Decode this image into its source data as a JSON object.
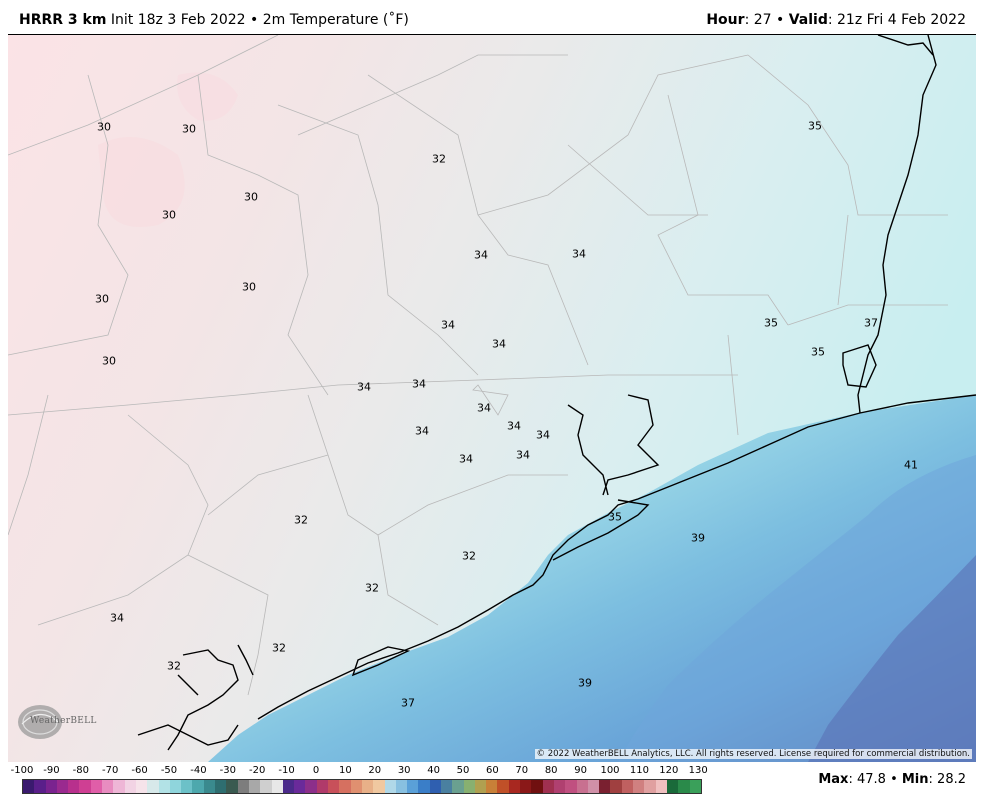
{
  "header": {
    "model": "HRRR 3 km",
    "init_text": "Init 18z 3 Feb 2022",
    "sep": "•",
    "field_text": "2m Temperature (˚F)",
    "hour_label": "Hour",
    "hour_value": ": 27",
    "valid_label": "Valid",
    "valid_value": ": 21z Fri 4 Feb 2022"
  },
  "map": {
    "labels": [
      {
        "text": "30",
        "id": "t1"
      },
      {
        "text": "30",
        "id": "t2"
      },
      {
        "text": "30",
        "id": "t3"
      },
      {
        "text": "30",
        "id": "t4"
      },
      {
        "text": "30",
        "id": "t5"
      },
      {
        "text": "30",
        "id": "t6"
      },
      {
        "text": "30",
        "id": "t7"
      },
      {
        "text": "32",
        "id": "t8"
      },
      {
        "text": "34",
        "id": "t9"
      },
      {
        "text": "34",
        "id": "t10"
      },
      {
        "text": "34",
        "id": "t11"
      },
      {
        "text": "34",
        "id": "t12"
      },
      {
        "text": "34",
        "id": "t13"
      },
      {
        "text": "34",
        "id": "t14"
      },
      {
        "text": "34",
        "id": "t15"
      },
      {
        "text": "34",
        "id": "t16"
      },
      {
        "text": "34",
        "id": "t17"
      },
      {
        "text": "34",
        "id": "t18"
      },
      {
        "text": "34",
        "id": "t19"
      },
      {
        "text": "35",
        "id": "t20"
      },
      {
        "text": "35",
        "id": "t21"
      },
      {
        "text": "35",
        "id": "t22"
      },
      {
        "text": "37",
        "id": "t23"
      },
      {
        "text": "41",
        "id": "t24"
      },
      {
        "text": "35",
        "id": "t25"
      },
      {
        "text": "39",
        "id": "t26"
      },
      {
        "text": "32",
        "id": "t27"
      },
      {
        "text": "32",
        "id": "t28"
      },
      {
        "text": "32",
        "id": "t29"
      },
      {
        "text": "34",
        "id": "t30"
      },
      {
        "text": "32",
        "id": "t31"
      },
      {
        "text": "32",
        "id": "t32"
      },
      {
        "text": "39",
        "id": "t33"
      },
      {
        "text": "37",
        "id": "t34"
      }
    ],
    "copyright": "© 2022 WeatherBELL Analytics, LLC. All rights reserved. License required for commercial distribution.",
    "logo_text": "WeatherBELL"
  },
  "colorbar": {
    "ticks": [
      "-100",
      "-90",
      "-80",
      "-70",
      "-60",
      "-50",
      "-40",
      "-30",
      "-20",
      "-10",
      "0",
      "10",
      "20",
      "30",
      "40",
      "50",
      "60",
      "70",
      "80",
      "90",
      "100",
      "110",
      "120",
      "130"
    ]
  },
  "stats": {
    "max_label": "Max",
    "max_value": ": 47.8",
    "sep": "•",
    "min_label": "Min",
    "min_value": ": 28.2"
  },
  "colors": {
    "land_cold": "#fbe6e8",
    "land_mid": "#ebebeb",
    "land_warm": "#d3eef0",
    "ocean_near": "#a9e4ea",
    "ocean_mid": "#72b6de",
    "ocean_far": "#5a7fbf"
  }
}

## EXERCISE GOAL
Without the pictures, reproduce every line of the records above exactly.

## EXPECTED ANSWER
Decode this image into its source data as a JSON object.
{
  "header": {
    "model": "HRRR 3 km",
    "init_text": "Init 18z 3 Feb 2022",
    "sep": "•",
    "field_text": "2m Temperature (˚F)",
    "hour_label": "Hour",
    "hour_value": ": 27",
    "valid_label": "Valid",
    "valid_value": ": 21z Fri 4 Feb 2022"
  },
  "map": {
    "labels": [
      {
        "text": "30",
        "id": "t1"
      },
      {
        "text": "30",
        "id": "t2"
      },
      {
        "text": "30",
        "id": "t3"
      },
      {
        "text": "30",
        "id": "t4"
      },
      {
        "text": "30",
        "id": "t5"
      },
      {
        "text": "30",
        "id": "t6"
      },
      {
        "text": "30",
        "id": "t7"
      },
      {
        "text": "32",
        "id": "t8"
      },
      {
        "text": "34",
        "id": "t9"
      },
      {
        "text": "34",
        "id": "t10"
      },
      {
        "text": "34",
        "id": "t11"
      },
      {
        "text": "34",
        "id": "t12"
      },
      {
        "text": "34",
        "id": "t13"
      },
      {
        "text": "34",
        "id": "t14"
      },
      {
        "text": "34",
        "id": "t15"
      },
      {
        "text": "34",
        "id": "t16"
      },
      {
        "text": "34",
        "id": "t17"
      },
      {
        "text": "34",
        "id": "t18"
      },
      {
        "text": "34",
        "id": "t19"
      },
      {
        "text": "35",
        "id": "t20"
      },
      {
        "text": "35",
        "id": "t21"
      },
      {
        "text": "35",
        "id": "t22"
      },
      {
        "text": "37",
        "id": "t23"
      },
      {
        "text": "41",
        "id": "t24"
      },
      {
        "text": "35",
        "id": "t25"
      },
      {
        "text": "39",
        "id": "t26"
      },
      {
        "text": "32",
        "id": "t27"
      },
      {
        "text": "32",
        "id": "t28"
      },
      {
        "text": "32",
        "id": "t29"
      },
      {
        "text": "34",
        "id": "t30"
      },
      {
        "text": "32",
        "id": "t31"
      },
      {
        "text": "32",
        "id": "t32"
      },
      {
        "text": "39",
        "id": "t33"
      },
      {
        "text": "37",
        "id": "t34"
      }
    ],
    "copyright": "© 2022 WeatherBELL Analytics, LLC. All rights reserved. License required for commercial distribution.",
    "logo_text": "WeatherBELL"
  },
  "colorbar": {
    "ticks": [
      "-100",
      "-90",
      "-80",
      "-70",
      "-60",
      "-50",
      "-40",
      "-30",
      "-20",
      "-10",
      "0",
      "10",
      "20",
      "30",
      "40",
      "50",
      "60",
      "70",
      "80",
      "90",
      "100",
      "110",
      "120",
      "130"
    ]
  },
  "stats": {
    "max_label": "Max",
    "max_value": ": 47.8",
    "sep": "•",
    "min_label": "Min",
    "min_value": ": 28.2"
  },
  "colors": {
    "land_cold": "#fbe6e8",
    "land_mid": "#ebebeb",
    "land_warm": "#d3eef0",
    "ocean_near": "#a9e4ea",
    "ocean_mid": "#72b6de",
    "ocean_far": "#5a7fbf"
  }
}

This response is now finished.